Problem requirements:
Look through the lines below and extract each one that contains "国际菜棕价差".

Material:
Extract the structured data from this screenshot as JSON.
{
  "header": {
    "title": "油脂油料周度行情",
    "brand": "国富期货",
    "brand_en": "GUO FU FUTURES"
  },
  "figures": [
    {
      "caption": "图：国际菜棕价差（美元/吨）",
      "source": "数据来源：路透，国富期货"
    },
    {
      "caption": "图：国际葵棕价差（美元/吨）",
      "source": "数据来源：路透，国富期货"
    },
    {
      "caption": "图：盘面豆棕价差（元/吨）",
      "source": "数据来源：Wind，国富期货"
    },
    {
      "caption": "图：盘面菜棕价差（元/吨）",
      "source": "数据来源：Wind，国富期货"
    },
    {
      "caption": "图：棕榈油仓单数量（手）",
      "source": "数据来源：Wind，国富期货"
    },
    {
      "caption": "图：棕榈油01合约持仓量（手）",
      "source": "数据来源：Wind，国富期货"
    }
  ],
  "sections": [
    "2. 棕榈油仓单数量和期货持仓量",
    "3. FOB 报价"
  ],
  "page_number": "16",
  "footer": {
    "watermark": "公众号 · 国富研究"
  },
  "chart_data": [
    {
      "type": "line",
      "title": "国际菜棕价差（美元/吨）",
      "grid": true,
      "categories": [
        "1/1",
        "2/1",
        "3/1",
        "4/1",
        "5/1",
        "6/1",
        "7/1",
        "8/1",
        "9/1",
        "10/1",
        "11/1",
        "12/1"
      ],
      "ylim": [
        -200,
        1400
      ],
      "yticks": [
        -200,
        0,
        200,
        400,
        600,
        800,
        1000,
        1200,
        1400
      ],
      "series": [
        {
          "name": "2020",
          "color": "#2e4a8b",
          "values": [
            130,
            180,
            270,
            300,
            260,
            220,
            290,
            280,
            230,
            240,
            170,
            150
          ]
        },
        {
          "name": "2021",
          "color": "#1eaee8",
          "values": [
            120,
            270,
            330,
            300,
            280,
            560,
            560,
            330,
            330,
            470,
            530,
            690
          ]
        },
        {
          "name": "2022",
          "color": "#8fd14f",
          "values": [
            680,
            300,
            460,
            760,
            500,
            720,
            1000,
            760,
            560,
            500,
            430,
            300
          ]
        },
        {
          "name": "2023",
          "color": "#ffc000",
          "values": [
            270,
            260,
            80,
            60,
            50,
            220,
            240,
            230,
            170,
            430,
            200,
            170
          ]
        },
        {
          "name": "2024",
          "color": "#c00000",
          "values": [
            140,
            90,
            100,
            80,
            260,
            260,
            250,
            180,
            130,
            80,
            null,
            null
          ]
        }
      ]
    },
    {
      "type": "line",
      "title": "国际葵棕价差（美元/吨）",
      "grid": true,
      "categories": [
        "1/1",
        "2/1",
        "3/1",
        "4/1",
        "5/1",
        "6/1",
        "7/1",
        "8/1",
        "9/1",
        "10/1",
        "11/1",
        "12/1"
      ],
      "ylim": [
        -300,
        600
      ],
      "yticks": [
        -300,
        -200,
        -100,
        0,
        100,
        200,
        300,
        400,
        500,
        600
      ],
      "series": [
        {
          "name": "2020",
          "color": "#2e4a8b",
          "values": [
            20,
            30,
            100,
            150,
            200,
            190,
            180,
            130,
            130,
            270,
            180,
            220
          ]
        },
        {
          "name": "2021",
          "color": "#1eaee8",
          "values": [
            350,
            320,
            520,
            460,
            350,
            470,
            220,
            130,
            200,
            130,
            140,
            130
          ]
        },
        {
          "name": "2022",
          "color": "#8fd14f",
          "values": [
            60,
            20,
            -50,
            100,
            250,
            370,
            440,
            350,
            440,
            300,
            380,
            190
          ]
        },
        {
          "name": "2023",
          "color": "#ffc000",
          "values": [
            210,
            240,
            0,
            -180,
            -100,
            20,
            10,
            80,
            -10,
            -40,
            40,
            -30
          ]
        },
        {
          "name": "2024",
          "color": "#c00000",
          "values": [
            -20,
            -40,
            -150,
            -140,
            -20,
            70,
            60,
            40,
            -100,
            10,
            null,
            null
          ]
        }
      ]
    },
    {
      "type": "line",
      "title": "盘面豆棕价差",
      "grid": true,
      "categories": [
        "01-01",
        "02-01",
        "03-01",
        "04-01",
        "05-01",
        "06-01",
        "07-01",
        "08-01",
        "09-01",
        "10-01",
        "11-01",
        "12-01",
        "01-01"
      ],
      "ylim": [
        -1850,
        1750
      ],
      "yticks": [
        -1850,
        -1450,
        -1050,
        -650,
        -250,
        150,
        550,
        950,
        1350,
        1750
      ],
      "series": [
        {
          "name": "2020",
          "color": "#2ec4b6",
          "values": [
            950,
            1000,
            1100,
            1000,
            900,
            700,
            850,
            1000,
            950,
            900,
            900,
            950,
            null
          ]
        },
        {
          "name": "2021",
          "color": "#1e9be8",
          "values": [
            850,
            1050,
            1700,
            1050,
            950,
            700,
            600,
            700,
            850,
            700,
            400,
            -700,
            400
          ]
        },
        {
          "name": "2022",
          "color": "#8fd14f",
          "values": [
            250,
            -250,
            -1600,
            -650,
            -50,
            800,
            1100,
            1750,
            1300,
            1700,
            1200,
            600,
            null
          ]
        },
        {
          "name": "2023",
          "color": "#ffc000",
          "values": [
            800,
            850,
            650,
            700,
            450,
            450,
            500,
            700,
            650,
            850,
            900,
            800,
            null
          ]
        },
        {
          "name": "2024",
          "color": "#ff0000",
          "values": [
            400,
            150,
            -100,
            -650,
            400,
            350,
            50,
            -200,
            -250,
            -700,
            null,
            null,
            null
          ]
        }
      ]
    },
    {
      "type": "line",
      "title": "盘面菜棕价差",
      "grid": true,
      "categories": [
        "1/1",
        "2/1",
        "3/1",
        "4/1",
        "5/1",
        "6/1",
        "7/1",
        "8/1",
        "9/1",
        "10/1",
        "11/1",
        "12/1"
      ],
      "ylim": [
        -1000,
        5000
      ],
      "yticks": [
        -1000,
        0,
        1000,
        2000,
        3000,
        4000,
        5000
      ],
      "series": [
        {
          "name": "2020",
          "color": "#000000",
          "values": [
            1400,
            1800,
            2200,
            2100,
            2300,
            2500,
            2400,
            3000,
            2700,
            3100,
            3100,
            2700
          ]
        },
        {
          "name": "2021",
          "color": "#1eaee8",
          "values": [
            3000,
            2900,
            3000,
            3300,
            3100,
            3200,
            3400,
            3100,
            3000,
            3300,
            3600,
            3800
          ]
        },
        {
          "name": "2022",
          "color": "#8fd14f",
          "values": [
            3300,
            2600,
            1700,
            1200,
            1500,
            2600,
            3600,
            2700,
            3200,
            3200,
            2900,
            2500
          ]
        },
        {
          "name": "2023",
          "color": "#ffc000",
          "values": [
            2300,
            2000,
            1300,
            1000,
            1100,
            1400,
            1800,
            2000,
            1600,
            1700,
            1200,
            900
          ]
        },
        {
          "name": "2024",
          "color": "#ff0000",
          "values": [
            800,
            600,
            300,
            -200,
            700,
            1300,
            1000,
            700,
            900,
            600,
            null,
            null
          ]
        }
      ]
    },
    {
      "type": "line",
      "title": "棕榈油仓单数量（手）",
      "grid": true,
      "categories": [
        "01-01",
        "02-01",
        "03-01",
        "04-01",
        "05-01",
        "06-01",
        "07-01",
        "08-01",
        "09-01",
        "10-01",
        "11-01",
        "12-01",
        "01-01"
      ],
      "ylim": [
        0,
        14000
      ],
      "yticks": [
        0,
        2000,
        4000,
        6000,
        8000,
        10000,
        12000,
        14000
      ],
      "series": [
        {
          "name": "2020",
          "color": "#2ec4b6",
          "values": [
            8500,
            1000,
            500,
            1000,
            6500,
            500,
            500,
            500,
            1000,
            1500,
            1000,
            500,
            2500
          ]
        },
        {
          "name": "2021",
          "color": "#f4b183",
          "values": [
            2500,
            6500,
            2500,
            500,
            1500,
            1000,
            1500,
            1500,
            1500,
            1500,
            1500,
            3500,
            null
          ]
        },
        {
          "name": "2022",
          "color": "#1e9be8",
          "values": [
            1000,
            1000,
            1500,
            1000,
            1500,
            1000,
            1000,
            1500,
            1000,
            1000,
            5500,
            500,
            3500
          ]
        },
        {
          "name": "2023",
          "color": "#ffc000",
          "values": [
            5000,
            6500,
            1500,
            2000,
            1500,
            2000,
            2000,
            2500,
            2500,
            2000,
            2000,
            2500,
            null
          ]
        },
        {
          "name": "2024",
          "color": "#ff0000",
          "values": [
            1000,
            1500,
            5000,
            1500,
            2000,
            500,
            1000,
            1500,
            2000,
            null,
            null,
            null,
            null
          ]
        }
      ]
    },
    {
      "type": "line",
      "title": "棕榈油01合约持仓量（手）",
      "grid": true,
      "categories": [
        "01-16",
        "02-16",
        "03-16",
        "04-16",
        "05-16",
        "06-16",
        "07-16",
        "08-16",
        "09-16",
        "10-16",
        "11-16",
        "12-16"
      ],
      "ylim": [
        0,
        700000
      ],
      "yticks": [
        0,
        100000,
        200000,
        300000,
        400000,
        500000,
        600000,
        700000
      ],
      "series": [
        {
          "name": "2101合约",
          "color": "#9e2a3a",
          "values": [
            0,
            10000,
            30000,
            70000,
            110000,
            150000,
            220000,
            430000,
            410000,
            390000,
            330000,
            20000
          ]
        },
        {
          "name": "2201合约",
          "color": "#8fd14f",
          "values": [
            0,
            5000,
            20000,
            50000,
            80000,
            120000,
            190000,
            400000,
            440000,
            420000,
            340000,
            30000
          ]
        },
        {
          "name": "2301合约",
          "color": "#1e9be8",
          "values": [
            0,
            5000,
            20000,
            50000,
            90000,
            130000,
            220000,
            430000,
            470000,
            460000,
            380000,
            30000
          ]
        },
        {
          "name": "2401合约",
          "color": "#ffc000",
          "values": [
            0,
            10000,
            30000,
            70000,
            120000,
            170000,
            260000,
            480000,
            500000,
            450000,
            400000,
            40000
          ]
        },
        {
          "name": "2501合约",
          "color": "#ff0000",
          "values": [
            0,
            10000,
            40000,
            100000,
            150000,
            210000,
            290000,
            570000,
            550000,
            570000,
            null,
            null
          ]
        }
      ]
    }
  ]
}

Task answer:
      "caption": "图：国际菜棕价差（美元/吨）",
      "title": "国际菜棕价差（美元/吨）",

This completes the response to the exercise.